• [STATED EXERCISE]: Write out each line exactly as it stands, please.

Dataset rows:
— begin —

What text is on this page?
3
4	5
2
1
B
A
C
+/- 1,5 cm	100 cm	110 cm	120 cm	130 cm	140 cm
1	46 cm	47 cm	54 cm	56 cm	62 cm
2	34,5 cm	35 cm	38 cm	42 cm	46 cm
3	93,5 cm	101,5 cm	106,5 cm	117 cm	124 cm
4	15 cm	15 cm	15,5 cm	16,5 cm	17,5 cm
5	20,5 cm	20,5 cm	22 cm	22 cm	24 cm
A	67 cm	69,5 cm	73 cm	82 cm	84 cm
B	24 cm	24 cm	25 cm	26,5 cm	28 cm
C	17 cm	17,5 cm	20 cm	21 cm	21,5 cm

— end —

• [RESPONSE FOR THIS EXERCISE]:
What text is on this page?
3
4	5
2
1
B
A
C
+/- 1,5 cm	100 cm	110 cm	120 cm	130 cm	140 cm
1	46 cm	47 cm	54 cm	56 cm	62 cm
2	34,5 cm	35 cm	38 cm	42 cm	46 cm
3	93,5 cm	101,5 cm	106,5 cm	117 cm	124 cm
4	15 cm	15 cm	15,5 cm	16,5 cm	17,5 cm
5	20,5 cm	20,5 cm	22 cm	22 cm	24 cm
A	67 cm	69,5 cm	73 cm	82 cm	84 cm
B	24 cm	24 cm	25 cm	26,5 cm	28 cm
C	17 cm	17,5 cm	20 cm	21 cm	21,5 cm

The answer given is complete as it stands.